= Aim =
Can you find the lines of the listing that include "last" and copy every one?

— begin —

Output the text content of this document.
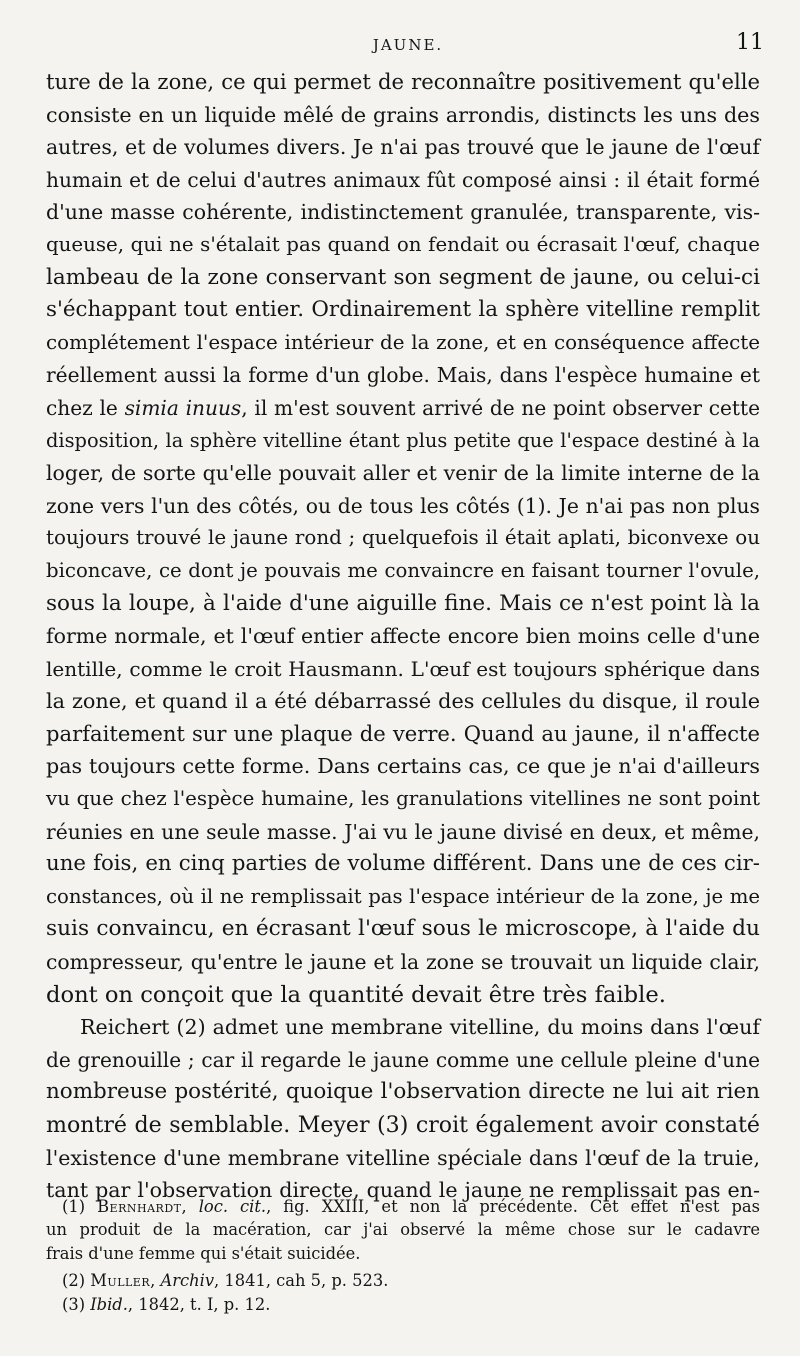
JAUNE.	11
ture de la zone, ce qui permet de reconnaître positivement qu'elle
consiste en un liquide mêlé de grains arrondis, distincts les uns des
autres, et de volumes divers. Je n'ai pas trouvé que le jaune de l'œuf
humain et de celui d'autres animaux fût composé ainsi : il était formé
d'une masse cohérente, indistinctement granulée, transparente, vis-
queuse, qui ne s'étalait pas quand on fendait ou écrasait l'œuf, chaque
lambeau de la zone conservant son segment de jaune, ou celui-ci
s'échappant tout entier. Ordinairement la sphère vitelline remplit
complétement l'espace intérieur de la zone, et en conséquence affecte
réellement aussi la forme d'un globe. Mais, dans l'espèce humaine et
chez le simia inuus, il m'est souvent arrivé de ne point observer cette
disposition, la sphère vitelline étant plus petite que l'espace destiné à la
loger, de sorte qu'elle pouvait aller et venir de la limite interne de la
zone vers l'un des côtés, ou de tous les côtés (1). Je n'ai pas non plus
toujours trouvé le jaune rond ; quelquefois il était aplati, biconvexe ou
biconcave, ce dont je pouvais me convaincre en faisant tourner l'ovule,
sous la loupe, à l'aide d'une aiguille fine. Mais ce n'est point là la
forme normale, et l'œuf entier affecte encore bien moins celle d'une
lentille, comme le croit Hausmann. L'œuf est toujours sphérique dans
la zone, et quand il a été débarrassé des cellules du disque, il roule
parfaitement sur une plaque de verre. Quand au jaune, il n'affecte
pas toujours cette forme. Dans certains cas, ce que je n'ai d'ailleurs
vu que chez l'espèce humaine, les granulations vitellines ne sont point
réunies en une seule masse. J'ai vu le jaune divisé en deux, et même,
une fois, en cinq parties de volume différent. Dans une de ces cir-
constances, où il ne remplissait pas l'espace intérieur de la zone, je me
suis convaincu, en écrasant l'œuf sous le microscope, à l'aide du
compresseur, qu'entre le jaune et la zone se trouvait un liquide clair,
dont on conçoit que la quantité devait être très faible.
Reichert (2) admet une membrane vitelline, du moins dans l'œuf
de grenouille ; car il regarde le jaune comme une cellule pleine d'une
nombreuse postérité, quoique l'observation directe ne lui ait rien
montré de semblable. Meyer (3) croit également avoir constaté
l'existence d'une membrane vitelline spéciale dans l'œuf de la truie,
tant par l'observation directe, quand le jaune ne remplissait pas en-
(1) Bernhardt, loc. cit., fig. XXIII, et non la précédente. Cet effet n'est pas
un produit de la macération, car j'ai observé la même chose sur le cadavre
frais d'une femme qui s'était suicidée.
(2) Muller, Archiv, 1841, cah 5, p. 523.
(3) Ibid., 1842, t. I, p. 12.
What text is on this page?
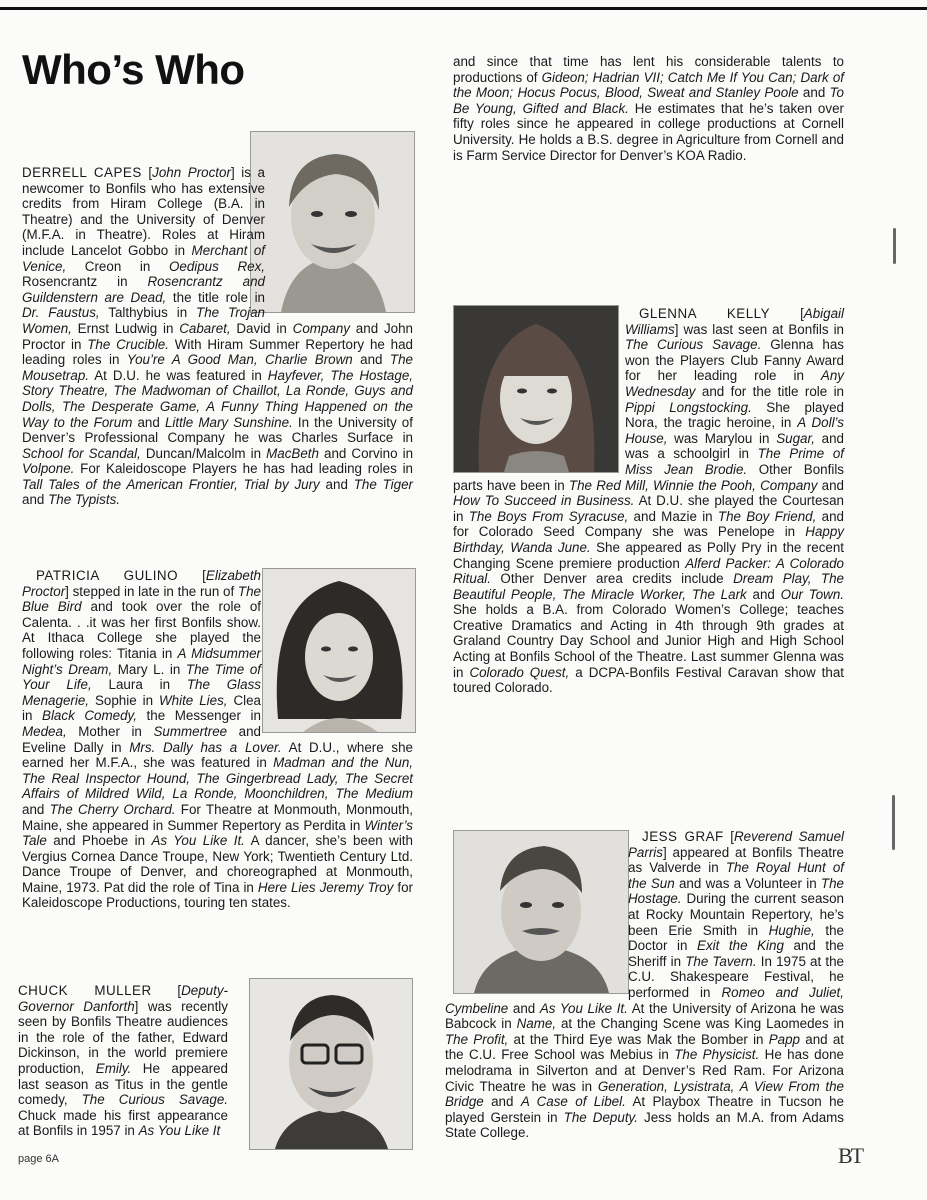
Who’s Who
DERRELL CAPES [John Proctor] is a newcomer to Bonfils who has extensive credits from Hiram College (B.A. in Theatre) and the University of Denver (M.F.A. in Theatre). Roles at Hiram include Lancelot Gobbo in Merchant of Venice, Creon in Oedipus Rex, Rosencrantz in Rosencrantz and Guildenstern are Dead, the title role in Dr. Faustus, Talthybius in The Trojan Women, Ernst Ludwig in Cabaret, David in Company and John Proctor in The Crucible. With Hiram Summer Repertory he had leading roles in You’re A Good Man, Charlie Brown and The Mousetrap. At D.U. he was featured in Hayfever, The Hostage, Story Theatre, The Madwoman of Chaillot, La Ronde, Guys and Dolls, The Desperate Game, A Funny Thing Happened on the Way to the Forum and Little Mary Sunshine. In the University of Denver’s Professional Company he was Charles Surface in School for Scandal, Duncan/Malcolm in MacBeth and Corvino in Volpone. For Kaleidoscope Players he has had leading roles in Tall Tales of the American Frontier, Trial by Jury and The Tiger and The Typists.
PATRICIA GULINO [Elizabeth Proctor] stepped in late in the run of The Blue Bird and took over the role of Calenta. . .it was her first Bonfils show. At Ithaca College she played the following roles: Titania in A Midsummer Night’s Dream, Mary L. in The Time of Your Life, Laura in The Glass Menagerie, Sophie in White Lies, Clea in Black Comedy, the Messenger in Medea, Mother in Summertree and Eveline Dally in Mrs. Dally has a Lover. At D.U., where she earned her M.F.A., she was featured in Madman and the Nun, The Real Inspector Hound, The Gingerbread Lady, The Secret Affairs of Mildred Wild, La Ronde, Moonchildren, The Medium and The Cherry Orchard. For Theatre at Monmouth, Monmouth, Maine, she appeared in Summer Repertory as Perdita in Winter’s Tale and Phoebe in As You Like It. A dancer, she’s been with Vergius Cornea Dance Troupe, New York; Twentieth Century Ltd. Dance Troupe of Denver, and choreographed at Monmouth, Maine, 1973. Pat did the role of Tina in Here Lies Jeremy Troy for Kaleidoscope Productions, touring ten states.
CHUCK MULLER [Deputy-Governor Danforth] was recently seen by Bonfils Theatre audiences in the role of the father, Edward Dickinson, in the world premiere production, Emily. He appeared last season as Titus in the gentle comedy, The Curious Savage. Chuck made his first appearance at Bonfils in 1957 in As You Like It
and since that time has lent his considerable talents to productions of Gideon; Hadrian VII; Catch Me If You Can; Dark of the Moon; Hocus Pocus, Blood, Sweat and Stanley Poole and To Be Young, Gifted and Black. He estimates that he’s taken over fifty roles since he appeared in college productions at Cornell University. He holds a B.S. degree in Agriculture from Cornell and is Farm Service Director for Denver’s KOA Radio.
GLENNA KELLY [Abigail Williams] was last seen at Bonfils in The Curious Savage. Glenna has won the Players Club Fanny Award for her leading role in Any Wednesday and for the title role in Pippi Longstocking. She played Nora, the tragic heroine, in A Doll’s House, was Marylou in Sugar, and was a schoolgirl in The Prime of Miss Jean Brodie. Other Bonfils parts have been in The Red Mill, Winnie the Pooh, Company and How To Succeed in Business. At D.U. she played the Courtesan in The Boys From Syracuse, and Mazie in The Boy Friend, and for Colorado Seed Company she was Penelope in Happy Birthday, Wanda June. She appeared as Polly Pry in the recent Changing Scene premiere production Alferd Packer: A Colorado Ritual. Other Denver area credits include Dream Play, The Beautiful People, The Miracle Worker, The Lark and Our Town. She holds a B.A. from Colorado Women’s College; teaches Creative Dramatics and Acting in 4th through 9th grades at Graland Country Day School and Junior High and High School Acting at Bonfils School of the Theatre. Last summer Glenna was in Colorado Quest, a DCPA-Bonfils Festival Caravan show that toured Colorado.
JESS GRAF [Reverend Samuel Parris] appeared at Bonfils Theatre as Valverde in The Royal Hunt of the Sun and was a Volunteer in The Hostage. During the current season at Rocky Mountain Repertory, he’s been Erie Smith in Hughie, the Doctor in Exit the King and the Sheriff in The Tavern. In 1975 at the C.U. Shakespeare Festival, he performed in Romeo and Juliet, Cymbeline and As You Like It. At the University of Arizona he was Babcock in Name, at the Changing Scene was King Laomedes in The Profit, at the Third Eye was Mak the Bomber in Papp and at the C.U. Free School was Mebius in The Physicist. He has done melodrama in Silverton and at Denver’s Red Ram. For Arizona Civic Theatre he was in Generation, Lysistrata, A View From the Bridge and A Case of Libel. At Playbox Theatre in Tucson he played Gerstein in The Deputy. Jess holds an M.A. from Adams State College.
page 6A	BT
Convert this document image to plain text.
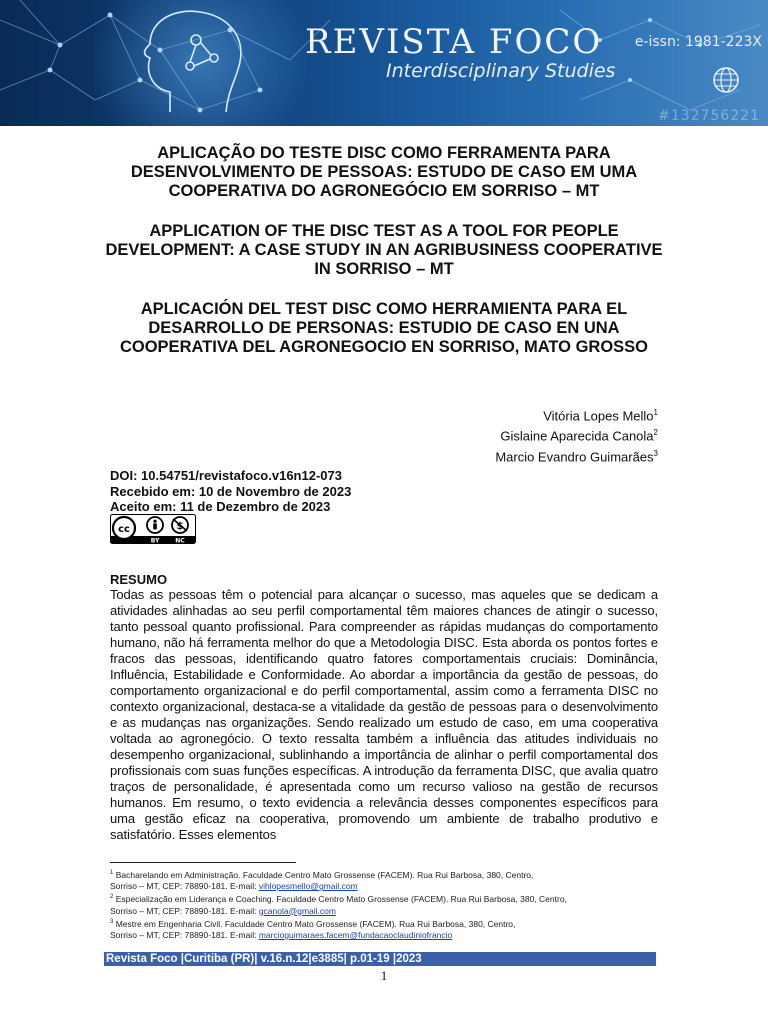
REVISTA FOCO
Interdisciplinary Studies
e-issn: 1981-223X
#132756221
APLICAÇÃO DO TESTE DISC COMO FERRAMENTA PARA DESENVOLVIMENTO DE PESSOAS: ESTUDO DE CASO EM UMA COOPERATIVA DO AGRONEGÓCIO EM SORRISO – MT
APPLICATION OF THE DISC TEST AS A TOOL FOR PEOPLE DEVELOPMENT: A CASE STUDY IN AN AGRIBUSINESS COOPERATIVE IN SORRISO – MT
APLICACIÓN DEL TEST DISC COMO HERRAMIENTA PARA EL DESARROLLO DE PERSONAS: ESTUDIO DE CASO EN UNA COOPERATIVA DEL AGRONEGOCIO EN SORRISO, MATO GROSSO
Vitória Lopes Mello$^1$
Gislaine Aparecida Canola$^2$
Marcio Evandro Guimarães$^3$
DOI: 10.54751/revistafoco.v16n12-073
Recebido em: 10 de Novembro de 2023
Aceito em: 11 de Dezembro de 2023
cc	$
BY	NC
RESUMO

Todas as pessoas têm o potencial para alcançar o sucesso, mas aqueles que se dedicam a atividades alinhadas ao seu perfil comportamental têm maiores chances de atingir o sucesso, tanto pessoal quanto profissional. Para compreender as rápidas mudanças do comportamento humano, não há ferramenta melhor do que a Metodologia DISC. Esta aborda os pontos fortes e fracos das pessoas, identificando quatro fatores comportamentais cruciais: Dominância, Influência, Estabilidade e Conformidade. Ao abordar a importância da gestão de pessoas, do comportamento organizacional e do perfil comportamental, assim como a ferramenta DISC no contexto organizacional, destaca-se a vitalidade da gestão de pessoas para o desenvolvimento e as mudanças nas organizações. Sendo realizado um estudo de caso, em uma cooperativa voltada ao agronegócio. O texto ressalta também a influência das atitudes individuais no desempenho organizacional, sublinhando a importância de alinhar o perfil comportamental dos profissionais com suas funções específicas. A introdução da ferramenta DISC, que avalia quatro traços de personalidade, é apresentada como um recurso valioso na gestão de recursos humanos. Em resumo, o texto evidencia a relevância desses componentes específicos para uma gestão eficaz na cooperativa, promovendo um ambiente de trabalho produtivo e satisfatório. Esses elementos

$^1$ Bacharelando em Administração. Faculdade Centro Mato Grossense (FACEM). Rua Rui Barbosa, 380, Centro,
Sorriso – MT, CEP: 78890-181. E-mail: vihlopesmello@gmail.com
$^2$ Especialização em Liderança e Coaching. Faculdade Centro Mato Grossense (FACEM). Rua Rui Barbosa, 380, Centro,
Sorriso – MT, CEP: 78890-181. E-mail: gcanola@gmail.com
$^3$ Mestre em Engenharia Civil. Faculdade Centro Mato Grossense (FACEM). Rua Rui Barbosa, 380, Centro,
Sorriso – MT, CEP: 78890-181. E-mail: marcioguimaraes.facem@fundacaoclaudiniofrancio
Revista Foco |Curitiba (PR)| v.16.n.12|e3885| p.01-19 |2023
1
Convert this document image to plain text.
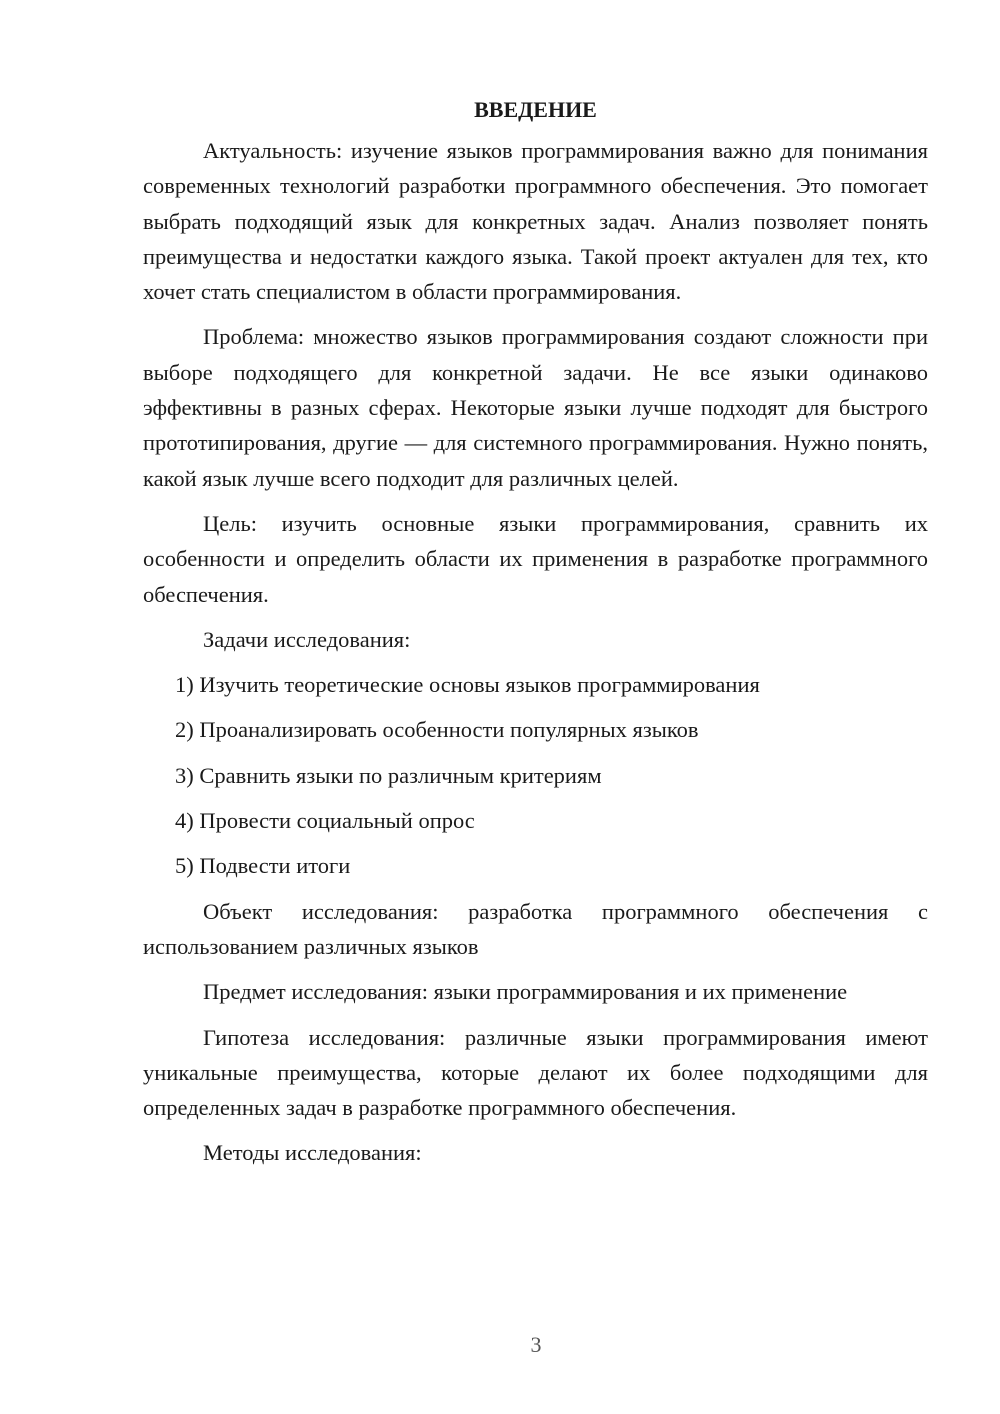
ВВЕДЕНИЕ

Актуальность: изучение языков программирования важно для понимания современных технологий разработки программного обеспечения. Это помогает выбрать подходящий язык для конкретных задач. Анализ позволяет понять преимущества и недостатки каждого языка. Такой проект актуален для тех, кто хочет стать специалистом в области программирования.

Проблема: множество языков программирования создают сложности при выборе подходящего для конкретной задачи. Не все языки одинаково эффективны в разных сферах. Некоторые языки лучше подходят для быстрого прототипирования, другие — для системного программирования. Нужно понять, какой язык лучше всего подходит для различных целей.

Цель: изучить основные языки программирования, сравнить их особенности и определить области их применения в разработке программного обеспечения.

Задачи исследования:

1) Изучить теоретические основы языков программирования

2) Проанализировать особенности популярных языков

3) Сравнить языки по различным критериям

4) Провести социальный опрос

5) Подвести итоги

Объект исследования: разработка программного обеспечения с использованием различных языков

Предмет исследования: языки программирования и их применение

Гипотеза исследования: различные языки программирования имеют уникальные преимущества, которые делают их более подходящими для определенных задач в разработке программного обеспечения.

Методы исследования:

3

— end —

= Correct output =
CHUCK MULLER [Deputy-Governor Danforth] was recently seen by Bonfils Theatre audiences in the role of the father, Edward Dickinson, in the world premiere production, Emily. He appeared last season as Titus in the gentle comedy, The Curious Savage. Chuck made his first appearance at Bonfils in 1957 in As You Like It
GLENNA KELLY [Abigail Williams] was last seen at Bonfils in The Curious Savage. Glenna has won the Players Club Fanny Award for her leading role in Any Wednesday and for the title role in Pippi Longstocking. She played Nora, the tragic heroine, in A Doll’s House, was Marylou in Sugar, and was a schoolgirl in The Prime of Miss Jean Brodie. Other Bonfils parts have been in The Red Mill, Winnie the Pooh, Company and How To Succeed in Business. At D.U. she played the Courtesan in The Boys From Syracuse, and Mazie in The Boy Friend, and for Colorado Seed Company she was Penelope in Happy Birthday, Wanda June. She appeared as Polly Pry in the recent Changing Scene premiere production Alferd Packer: A Colorado Ritual. Other Denver area credits include Dream Play, The Beautiful People, The Miracle Worker, The Lark and Our Town. She holds a B.A. from Colorado Women’s College; teaches Creative Dramatics and Acting in 4th through 9th grades at Graland Country Day School and Junior High and High School Acting at Bonfils School of the Theatre. Last summer Glenna was in Colorado Quest, a DCPA-Bonfils Festival Caravan show that toured Colorado.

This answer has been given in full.